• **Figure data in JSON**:
========================
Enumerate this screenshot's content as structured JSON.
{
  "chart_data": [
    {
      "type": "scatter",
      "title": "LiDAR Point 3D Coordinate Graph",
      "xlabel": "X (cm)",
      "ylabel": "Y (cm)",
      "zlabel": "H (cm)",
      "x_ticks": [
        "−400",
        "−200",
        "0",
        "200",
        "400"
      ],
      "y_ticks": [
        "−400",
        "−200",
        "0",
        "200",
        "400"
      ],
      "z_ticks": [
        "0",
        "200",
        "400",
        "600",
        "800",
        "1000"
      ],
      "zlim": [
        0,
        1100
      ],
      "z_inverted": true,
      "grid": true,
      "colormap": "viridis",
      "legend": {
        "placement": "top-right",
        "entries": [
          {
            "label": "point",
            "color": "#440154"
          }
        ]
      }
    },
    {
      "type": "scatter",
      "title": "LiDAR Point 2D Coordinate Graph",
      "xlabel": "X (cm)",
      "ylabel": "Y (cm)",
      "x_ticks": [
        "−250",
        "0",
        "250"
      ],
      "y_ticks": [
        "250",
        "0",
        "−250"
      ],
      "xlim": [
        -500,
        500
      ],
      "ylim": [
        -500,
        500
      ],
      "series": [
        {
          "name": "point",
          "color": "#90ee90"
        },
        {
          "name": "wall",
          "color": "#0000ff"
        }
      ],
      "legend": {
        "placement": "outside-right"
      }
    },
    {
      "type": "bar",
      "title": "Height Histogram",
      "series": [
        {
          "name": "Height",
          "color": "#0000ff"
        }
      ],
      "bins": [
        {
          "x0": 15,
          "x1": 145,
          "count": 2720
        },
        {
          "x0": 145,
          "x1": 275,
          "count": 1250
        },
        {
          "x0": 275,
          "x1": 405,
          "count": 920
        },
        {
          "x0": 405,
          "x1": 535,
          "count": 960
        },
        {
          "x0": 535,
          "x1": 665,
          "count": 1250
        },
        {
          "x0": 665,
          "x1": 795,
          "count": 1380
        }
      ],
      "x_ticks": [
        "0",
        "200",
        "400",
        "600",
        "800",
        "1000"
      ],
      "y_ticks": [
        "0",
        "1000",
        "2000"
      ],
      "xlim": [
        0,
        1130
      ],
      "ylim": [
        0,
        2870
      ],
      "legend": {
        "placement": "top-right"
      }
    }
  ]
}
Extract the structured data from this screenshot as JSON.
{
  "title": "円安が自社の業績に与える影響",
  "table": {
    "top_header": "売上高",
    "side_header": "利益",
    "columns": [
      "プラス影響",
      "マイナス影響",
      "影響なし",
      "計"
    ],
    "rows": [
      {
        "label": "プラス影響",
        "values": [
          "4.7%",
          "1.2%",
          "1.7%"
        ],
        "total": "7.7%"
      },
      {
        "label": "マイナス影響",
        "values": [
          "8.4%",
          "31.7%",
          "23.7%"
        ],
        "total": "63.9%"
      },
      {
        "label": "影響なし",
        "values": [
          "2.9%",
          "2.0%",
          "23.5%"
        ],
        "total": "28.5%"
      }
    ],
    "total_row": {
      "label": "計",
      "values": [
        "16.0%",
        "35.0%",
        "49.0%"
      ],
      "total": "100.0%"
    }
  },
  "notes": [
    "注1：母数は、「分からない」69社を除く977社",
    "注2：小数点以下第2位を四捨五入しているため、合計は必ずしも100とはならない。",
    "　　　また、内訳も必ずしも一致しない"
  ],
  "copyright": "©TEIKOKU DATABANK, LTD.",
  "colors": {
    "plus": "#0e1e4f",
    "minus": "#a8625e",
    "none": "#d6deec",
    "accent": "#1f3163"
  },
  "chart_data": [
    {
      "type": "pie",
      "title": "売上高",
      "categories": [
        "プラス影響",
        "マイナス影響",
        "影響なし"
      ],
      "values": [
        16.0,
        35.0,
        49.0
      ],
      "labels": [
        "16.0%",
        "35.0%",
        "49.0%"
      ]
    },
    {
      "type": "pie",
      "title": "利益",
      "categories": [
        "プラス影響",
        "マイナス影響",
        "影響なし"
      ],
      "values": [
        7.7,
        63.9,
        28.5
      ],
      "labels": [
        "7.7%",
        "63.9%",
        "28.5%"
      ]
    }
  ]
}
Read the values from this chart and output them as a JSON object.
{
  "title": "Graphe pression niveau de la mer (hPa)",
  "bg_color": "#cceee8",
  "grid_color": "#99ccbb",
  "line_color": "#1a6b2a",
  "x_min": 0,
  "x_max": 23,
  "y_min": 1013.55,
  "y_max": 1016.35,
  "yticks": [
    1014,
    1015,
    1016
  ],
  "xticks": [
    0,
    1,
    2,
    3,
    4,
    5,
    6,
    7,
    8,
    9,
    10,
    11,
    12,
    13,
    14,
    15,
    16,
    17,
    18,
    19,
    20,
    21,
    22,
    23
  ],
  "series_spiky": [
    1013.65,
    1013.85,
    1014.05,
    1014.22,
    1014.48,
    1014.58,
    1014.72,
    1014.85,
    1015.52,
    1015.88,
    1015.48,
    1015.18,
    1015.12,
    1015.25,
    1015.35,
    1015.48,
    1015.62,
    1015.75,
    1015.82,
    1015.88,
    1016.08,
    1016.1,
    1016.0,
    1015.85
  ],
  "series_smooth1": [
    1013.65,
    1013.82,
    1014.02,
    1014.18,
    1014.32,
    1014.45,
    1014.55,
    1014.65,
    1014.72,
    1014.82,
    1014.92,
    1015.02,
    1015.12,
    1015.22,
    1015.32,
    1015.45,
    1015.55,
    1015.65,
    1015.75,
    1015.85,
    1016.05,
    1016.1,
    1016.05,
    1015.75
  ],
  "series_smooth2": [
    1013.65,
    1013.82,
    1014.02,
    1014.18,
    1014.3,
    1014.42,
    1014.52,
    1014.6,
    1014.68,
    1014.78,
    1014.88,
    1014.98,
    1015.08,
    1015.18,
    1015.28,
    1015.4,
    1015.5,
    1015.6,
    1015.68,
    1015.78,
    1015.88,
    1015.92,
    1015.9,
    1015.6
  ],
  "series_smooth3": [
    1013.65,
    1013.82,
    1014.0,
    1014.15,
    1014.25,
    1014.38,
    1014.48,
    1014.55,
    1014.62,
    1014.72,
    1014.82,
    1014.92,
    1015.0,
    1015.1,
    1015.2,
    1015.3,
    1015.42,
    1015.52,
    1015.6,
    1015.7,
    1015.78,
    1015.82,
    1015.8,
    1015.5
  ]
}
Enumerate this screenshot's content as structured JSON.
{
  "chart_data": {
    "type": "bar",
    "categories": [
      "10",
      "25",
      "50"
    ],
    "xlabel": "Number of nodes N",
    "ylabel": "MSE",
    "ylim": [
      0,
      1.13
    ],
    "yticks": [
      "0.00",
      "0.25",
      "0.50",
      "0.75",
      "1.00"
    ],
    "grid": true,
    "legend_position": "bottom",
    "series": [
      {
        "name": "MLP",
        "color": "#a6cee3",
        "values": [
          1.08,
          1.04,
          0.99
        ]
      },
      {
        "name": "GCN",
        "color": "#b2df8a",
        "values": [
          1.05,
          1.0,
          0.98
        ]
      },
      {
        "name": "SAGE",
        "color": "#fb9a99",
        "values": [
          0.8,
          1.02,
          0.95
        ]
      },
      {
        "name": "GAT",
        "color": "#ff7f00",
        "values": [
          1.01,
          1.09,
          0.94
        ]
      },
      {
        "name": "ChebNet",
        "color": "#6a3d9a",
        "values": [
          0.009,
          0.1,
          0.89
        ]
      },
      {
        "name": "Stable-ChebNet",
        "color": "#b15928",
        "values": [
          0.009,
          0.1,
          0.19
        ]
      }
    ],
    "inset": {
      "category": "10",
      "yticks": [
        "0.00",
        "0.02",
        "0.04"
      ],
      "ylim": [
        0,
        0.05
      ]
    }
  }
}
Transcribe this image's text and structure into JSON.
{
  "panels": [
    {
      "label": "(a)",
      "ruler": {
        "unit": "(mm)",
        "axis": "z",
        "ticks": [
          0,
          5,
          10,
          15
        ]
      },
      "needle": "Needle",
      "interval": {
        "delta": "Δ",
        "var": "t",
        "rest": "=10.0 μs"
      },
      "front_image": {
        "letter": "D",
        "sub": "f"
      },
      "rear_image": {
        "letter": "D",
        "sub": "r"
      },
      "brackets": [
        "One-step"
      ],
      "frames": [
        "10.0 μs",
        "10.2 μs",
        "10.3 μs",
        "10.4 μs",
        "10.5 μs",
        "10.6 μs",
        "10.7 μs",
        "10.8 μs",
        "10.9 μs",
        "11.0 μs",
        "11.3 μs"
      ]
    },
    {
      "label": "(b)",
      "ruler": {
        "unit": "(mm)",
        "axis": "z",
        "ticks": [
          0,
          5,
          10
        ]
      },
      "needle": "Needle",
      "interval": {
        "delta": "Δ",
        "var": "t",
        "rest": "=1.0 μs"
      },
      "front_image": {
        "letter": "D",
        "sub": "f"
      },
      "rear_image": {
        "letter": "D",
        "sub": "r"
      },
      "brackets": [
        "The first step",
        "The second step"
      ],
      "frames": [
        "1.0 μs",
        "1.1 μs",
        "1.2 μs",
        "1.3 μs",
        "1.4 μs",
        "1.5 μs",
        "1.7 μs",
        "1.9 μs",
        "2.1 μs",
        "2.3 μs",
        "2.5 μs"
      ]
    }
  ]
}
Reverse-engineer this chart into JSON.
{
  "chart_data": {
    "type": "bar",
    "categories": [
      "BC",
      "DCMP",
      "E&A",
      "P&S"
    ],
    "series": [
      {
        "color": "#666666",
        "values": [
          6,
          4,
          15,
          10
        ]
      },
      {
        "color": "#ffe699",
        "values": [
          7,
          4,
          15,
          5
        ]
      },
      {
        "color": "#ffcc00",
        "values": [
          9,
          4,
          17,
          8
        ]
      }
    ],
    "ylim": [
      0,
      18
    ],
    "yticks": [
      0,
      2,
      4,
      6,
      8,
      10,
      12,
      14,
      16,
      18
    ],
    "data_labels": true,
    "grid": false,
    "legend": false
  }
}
========================
• **Problem requirements**:
Return each line with "name".

• **Written response**:
          "name": "point",
          "name": "wall",
          "name": "Height",
        "name": "MLP",
        "name": "GCN",
        "name": "SAGE",
        "name": "GAT",
        "name": "ChebNet",
        "name": "Stable-ChebNet",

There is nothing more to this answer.